_The problem:_ All of the material below is to be retyped exactly.

_Records to use:_
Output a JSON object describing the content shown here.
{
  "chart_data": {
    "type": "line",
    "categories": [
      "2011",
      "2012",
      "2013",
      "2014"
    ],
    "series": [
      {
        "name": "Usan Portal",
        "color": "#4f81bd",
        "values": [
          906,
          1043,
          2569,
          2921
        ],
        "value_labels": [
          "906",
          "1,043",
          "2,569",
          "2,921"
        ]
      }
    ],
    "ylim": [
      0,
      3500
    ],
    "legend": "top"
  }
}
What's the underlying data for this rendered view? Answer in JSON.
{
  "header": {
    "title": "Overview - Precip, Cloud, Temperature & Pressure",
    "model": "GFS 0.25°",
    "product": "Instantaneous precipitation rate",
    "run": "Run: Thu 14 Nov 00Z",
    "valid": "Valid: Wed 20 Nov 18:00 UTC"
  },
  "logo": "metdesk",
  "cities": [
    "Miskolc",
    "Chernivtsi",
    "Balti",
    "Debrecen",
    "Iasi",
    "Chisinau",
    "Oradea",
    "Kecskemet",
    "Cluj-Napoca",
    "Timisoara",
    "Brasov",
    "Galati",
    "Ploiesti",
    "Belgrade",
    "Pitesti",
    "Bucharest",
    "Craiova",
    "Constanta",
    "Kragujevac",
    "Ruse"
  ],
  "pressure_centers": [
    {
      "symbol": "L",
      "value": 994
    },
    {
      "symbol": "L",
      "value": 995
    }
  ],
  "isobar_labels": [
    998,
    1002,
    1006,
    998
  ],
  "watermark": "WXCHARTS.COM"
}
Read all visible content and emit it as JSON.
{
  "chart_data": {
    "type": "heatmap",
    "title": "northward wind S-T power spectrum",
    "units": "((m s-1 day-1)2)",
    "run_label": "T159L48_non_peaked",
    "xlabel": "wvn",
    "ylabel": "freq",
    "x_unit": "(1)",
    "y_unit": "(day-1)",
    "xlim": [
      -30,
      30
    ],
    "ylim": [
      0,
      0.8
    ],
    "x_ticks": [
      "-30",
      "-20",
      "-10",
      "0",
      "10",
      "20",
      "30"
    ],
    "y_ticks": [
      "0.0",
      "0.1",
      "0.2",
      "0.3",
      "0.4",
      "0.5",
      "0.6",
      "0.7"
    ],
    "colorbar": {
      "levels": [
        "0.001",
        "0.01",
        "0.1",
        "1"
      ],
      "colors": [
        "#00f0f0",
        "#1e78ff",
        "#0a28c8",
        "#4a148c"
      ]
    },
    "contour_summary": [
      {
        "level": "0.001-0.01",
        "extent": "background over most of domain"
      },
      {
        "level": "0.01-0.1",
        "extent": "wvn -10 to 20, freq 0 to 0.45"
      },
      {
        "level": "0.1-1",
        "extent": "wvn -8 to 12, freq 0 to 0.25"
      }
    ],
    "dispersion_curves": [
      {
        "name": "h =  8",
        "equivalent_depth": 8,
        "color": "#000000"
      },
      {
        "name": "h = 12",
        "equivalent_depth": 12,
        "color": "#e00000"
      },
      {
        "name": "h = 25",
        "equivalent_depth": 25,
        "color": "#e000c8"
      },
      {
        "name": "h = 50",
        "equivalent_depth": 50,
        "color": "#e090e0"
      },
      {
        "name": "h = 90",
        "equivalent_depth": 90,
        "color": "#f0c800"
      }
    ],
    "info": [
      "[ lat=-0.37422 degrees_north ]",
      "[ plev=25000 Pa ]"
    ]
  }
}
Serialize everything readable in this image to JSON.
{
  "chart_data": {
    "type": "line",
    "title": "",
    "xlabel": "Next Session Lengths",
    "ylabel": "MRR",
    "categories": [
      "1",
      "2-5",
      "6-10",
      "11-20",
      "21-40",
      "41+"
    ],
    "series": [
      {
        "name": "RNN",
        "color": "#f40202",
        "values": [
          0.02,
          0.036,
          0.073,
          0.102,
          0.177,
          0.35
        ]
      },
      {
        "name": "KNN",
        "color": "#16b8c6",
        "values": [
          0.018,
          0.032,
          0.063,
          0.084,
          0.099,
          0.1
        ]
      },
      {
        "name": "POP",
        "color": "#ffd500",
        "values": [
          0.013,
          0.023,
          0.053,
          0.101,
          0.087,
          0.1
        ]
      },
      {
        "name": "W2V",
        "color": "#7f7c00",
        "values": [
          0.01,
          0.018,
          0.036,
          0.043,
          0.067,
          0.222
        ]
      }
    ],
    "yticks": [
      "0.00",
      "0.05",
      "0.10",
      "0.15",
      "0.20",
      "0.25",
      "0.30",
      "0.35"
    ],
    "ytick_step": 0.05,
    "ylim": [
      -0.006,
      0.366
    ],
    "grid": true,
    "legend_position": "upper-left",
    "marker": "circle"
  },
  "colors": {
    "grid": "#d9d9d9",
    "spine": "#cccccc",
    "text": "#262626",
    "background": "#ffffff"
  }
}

_Worked solution:_
Output a JSON object describing the content shown here.
{
  "chart_data": {
    "type": "line",
    "categories": [
      "2011",
      "2012",
      "2013",
      "2014"
    ],
    "series": [
      {
        "name": "Usan Portal",
        "color": "#4f81bd",
        "values": [
          906,
          1043,
          2569,
          2921
        ],
        "value_labels": [
          "906",
          "1,043",
          "2,569",
          "2,921"
        ]
      }
    ],
    "ylim": [
      0,
      3500
    ],
    "legend": "top"
  }
}
What's the underlying data for this rendered view? Answer in JSON.
{
  "header": {
    "title": "Overview - Precip, Cloud, Temperature & Pressure",
    "model": "GFS 0.25°",
    "product": "Instantaneous precipitation rate",
    "run": "Run: Thu 14 Nov 00Z",
    "valid": "Valid: Wed 20 Nov 18:00 UTC"
  },
  "logo": "metdesk",
  "cities": [
    "Miskolc",
    "Chernivtsi",
    "Balti",
    "Debrecen",
    "Iasi",
    "Chisinau",
    "Oradea",
    "Kecskemet",
    "Cluj-Napoca",
    "Timisoara",
    "Brasov",
    "Galati",
    "Ploiesti",
    "Belgrade",
    "Pitesti",
    "Bucharest",
    "Craiova",
    "Constanta",
    "Kragujevac",
    "Ruse"
  ],
  "pressure_centers": [
    {
      "symbol": "L",
      "value": 994
    },
    {
      "symbol": "L",
      "value": 995
    }
  ],
  "isobar_labels": [
    998,
    1002,
    1006,
    998
  ],
  "watermark": "WXCHARTS.COM"
}
Read all visible content and emit it as JSON.
{
  "chart_data": {
    "type": "heatmap",
    "title": "northward wind S-T power spectrum",
    "units": "((m s-1 day-1)2)",
    "run_label": "T159L48_non_peaked",
    "xlabel": "wvn",
    "ylabel": "freq",
    "x_unit": "(1)",
    "y_unit": "(day-1)",
    "xlim": [
      -30,
      30
    ],
    "ylim": [
      0,
      0.8
    ],
    "x_ticks": [
      "-30",
      "-20",
      "-10",
      "0",
      "10",
      "20",
      "30"
    ],
    "y_ticks": [
      "0.0",
      "0.1",
      "0.2",
      "0.3",
      "0.4",
      "0.5",
      "0.6",
      "0.7"
    ],
    "colorbar": {
      "levels": [
        "0.001",
        "0.01",
        "0.1",
        "1"
      ],
      "colors": [
        "#00f0f0",
        "#1e78ff",
        "#0a28c8",
        "#4a148c"
      ]
    },
    "contour_summary": [
      {
        "level": "0.001-0.01",
        "extent": "background over most of domain"
      },
      {
        "level": "0.01-0.1",
        "extent": "wvn -10 to 20, freq 0 to 0.45"
      },
      {
        "level": "0.1-1",
        "extent": "wvn -8 to 12, freq 0 to 0.25"
      }
    ],
    "dispersion_curves": [
      {
        "name": "h =  8",
        "equivalent_depth": 8,
        "color": "#000000"
      },
      {
        "name": "h = 12",
        "equivalent_depth": 12,
        "color": "#e00000"
      },
      {
        "name": "h = 25",
        "equivalent_depth": 25,
        "color": "#e000c8"
      },
      {
        "name": "h = 50",
        "equivalent_depth": 50,
        "color": "#e090e0"
      },
      {
        "name": "h = 90",
        "equivalent_depth": 90,
        "color": "#f0c800"
      }
    ],
    "info": [
      "[ lat=-0.37422 degrees_north ]",
      "[ plev=25000 Pa ]"
    ]
  }
}
Serialize everything readable in this image to JSON.
{
  "chart_data": {
    "type": "line",
    "title": "",
    "xlabel": "Next Session Lengths",
    "ylabel": "MRR",
    "categories": [
      "1",
      "2-5",
      "6-10",
      "11-20",
      "21-40",
      "41+"
    ],
    "series": [
      {
        "name": "RNN",
        "color": "#f40202",
        "values": [
          0.02,
          0.036,
          0.073,
          0.102,
          0.177,
          0.35
        ]
      },
      {
        "name": "KNN",
        "color": "#16b8c6",
        "values": [
          0.018,
          0.032,
          0.063,
          0.084,
          0.099,
          0.1
        ]
      },
      {
        "name": "POP",
        "color": "#ffd500",
        "values": [
          0.013,
          0.023,
          0.053,
          0.101,
          0.087,
          0.1
        ]
      },
      {
        "name": "W2V",
        "color": "#7f7c00",
        "values": [
          0.01,
          0.018,
          0.036,
          0.043,
          0.067,
          0.222
        ]
      }
    ],
    "yticks": [
      "0.00",
      "0.05",
      "0.10",
      "0.15",
      "0.20",
      "0.25",
      "0.30",
      "0.35"
    ],
    "ytick_step": 0.05,
    "ylim": [
      -0.006,
      0.366
    ],
    "grid": true,
    "legend_position": "upper-left",
    "marker": "circle"
  },
  "colors": {
    "grid": "#d9d9d9",
    "spine": "#cccccc",
    "text": "#262626",
    "background": "#ffffff"
  }
}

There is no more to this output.